<<<<
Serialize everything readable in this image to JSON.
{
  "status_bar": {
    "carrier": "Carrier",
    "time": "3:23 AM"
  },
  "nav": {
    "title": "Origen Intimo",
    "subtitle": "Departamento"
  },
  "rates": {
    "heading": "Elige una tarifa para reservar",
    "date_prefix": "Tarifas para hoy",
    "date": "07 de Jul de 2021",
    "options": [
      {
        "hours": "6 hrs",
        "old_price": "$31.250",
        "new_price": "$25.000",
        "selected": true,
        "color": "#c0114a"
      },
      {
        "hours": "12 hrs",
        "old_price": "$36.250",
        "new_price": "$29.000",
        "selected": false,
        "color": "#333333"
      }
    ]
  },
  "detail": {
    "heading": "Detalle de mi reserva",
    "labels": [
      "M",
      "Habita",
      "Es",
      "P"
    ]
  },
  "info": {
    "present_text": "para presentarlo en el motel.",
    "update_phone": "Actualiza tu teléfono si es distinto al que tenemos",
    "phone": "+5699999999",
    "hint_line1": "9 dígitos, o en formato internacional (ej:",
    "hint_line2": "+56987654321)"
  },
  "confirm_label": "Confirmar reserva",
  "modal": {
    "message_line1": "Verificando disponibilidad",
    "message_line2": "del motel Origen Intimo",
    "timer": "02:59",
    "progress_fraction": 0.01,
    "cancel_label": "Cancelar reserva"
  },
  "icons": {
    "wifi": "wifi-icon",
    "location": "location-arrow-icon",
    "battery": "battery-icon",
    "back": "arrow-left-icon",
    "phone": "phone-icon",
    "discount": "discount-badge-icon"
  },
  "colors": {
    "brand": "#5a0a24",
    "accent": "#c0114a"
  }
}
>>>>
**WORK TO BE COMPLETED**
In the entries above, how many lines contain the word "Intimo"? Answer with the number only.

**SOLUTION TO THE PROBLEM**
2